## Exercise description:
Can you restate the records below word for word?

## Data to use:
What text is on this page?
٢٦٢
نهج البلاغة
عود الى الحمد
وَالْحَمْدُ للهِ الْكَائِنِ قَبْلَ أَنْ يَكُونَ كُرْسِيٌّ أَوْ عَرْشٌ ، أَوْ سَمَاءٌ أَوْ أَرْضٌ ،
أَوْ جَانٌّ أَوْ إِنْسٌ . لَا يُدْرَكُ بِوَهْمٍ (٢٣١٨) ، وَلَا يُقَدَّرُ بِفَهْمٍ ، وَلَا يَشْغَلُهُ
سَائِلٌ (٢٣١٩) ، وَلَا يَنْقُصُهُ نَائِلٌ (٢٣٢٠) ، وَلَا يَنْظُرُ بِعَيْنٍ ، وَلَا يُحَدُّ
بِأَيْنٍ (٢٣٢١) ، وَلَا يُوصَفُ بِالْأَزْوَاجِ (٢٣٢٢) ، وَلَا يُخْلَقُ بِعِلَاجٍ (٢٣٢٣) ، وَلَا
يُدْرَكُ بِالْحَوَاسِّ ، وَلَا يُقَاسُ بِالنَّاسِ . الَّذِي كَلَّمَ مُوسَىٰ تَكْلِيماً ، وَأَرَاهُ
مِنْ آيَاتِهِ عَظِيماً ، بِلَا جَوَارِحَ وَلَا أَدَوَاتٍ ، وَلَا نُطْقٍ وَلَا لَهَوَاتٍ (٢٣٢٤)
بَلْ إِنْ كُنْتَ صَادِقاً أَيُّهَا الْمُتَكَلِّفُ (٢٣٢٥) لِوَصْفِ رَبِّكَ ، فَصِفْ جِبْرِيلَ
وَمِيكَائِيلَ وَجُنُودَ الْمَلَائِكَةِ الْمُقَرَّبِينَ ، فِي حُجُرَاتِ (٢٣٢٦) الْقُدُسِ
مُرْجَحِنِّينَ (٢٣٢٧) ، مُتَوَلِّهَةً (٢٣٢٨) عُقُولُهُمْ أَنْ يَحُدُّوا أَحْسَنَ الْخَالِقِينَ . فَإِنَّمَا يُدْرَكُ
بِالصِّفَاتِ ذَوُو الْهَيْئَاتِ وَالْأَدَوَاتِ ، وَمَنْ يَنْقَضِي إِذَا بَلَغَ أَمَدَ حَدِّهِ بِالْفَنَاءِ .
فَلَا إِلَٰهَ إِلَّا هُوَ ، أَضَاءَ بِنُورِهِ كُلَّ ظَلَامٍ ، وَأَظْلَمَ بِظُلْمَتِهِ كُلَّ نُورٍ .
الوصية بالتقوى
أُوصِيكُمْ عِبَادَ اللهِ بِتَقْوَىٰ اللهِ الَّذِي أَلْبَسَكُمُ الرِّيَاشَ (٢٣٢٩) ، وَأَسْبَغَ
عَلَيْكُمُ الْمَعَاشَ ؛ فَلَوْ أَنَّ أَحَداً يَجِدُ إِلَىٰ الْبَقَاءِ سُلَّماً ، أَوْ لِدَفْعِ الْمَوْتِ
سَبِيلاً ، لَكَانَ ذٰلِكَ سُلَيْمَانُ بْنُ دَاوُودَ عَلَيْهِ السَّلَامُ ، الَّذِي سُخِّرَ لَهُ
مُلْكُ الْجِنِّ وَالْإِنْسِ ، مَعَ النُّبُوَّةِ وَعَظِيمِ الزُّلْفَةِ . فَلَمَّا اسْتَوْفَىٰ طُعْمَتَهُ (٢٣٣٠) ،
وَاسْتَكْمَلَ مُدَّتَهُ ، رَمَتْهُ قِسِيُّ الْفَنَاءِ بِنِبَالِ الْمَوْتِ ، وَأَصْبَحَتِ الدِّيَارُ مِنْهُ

## Response to the exercise:
What text is on this page?
٢٦٢
نهج البلاغة
عود الى الحمد
وَالْحَمْدُ للهِ الْكَائِنِ قَبْلَ أَنْ يَكُونَ كُرْسِيٌّ أَوْ عَرْشٌ ، أَوْ سَمَاءٌ أَوْ أَرْضٌ ،
أَوْ جَانٌّ أَوْ إِنْسٌ . لَا يُدْرَكُ بِوَهْمٍ (٢٣١٨) ، وَلَا يُقَدَّرُ بِفَهْمٍ ، وَلَا يَشْغَلُهُ
سَائِلٌ (٢٣١٩) ، وَلَا يَنْقُصُهُ نَائِلٌ (٢٣٢٠) ، وَلَا يَنْظُرُ بِعَيْنٍ ، وَلَا يُحَدُّ
بِأَيْنٍ (٢٣٢١) ، وَلَا يُوصَفُ بِالْأَزْوَاجِ (٢٣٢٢) ، وَلَا يُخْلَقُ بِعِلَاجٍ (٢٣٢٣) ، وَلَا
يُدْرَكُ بِالْحَوَاسِّ ، وَلَا يُقَاسُ بِالنَّاسِ . الَّذِي كَلَّمَ مُوسَىٰ تَكْلِيماً ، وَأَرَاهُ
مِنْ آيَاتِهِ عَظِيماً ، بِلَا جَوَارِحَ وَلَا أَدَوَاتٍ ، وَلَا نُطْقٍ وَلَا لَهَوَاتٍ (٢٣٢٤)
بَلْ إِنْ كُنْتَ صَادِقاً أَيُّهَا الْمُتَكَلِّفُ (٢٣٢٥) لِوَصْفِ رَبِّكَ ، فَصِفْ جِبْرِيلَ
وَمِيكَائِيلَ وَجُنُودَ الْمَلَائِكَةِ الْمُقَرَّبِينَ ، فِي حُجُرَاتِ (٢٣٢٦) الْقُدُسِ
مُرْجَحِنِّينَ (٢٣٢٧) ، مُتَوَلِّهَةً (٢٣٢٨) عُقُولُهُمْ أَنْ يَحُدُّوا أَحْسَنَ الْخَالِقِينَ . فَإِنَّمَا يُدْرَكُ
بِالصِّفَاتِ ذَوُو الْهَيْئَاتِ وَالْأَدَوَاتِ ، وَمَنْ يَنْقَضِي إِذَا بَلَغَ أَمَدَ حَدِّهِ بِالْفَنَاءِ .
فَلَا إِلَٰهَ إِلَّا هُوَ ، أَضَاءَ بِنُورِهِ كُلَّ ظَلَامٍ ، وَأَظْلَمَ بِظُلْمَتِهِ كُلَّ نُورٍ .
الوصية بالتقوى
أُوصِيكُمْ عِبَادَ اللهِ بِتَقْوَىٰ اللهِ الَّذِي أَلْبَسَكُمُ الرِّيَاشَ (٢٣٢٩) ، وَأَسْبَغَ
عَلَيْكُمُ الْمَعَاشَ ؛ فَلَوْ أَنَّ أَحَداً يَجِدُ إِلَىٰ الْبَقَاءِ سُلَّماً ، أَوْ لِدَفْعِ الْمَوْتِ
سَبِيلاً ، لَكَانَ ذٰلِكَ سُلَيْمَانُ بْنُ دَاوُودَ عَلَيْهِ السَّلَامُ ، الَّذِي سُخِّرَ لَهُ
مُلْكُ الْجِنِّ وَالْإِنْسِ ، مَعَ النُّبُوَّةِ وَعَظِيمِ الزُّلْفَةِ . فَلَمَّا اسْتَوْفَىٰ طُعْمَتَهُ (٢٣٣٠) ،
وَاسْتَكْمَلَ مُدَّتَهُ ، رَمَتْهُ قِسِيُّ الْفَنَاءِ بِنِبَالِ الْمَوْتِ ، وَأَصْبَحَتِ الدِّيَارُ مِنْهُ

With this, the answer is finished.